§ Aim of the exercise
How many of the lines contain the string "Borç"? Give the number, with no other words.

Dataset entries
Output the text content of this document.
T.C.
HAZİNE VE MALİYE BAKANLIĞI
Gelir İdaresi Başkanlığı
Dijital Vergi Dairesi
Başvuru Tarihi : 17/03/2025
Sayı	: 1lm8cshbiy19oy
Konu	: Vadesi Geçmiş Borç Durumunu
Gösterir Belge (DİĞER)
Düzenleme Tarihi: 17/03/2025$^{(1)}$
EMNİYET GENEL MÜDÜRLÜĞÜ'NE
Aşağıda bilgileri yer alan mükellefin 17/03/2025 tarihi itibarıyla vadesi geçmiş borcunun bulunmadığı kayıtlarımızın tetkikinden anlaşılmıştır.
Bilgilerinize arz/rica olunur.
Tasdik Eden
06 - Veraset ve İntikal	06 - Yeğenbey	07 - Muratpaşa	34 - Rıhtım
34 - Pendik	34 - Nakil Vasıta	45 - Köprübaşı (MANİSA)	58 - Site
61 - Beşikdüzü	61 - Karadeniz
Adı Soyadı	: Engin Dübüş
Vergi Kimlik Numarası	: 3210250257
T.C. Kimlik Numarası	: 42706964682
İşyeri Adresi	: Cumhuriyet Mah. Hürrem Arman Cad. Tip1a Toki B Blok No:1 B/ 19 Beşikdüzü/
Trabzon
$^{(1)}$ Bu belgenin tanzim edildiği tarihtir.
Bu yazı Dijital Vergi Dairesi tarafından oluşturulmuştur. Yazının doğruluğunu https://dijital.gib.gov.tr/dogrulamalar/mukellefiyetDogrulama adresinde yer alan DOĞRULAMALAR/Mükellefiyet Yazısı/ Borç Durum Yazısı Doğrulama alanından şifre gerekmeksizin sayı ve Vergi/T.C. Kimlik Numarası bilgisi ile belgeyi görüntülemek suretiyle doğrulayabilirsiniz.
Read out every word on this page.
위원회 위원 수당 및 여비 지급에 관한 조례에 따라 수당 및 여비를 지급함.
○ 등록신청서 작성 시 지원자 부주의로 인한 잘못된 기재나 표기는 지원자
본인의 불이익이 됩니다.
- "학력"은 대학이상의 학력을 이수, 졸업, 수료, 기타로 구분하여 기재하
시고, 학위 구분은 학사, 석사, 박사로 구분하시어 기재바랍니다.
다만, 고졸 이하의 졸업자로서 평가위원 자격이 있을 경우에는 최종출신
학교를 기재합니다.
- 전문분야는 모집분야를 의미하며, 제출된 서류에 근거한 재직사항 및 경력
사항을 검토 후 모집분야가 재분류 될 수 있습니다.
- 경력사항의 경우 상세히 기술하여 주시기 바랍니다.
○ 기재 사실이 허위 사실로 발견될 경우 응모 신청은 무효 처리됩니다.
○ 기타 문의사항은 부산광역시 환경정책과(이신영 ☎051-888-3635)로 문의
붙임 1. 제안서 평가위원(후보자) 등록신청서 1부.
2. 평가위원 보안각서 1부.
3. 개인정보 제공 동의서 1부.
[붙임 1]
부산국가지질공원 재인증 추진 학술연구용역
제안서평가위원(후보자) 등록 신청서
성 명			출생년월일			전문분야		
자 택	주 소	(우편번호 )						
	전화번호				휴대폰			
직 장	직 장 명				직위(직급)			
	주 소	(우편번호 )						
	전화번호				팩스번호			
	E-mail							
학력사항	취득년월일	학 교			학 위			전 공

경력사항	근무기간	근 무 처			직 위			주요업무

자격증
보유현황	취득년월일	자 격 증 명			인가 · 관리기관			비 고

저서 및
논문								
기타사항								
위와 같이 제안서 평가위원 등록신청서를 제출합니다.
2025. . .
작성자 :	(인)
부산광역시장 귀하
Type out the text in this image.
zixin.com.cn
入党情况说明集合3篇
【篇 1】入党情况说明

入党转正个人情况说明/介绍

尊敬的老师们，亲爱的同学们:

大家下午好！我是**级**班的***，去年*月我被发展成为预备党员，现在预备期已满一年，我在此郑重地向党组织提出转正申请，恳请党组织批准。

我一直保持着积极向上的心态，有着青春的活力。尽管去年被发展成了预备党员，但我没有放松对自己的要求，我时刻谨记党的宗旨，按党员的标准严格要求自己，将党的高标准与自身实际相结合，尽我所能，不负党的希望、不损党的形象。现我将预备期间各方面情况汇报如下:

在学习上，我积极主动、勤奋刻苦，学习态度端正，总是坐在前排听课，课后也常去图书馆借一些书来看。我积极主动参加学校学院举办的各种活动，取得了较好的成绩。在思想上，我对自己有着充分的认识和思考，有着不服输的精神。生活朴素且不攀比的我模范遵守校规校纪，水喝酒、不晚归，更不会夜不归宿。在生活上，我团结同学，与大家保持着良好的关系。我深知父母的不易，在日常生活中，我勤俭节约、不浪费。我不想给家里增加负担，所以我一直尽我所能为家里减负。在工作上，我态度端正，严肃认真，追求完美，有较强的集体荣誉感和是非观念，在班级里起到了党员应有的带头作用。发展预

§ Reply
2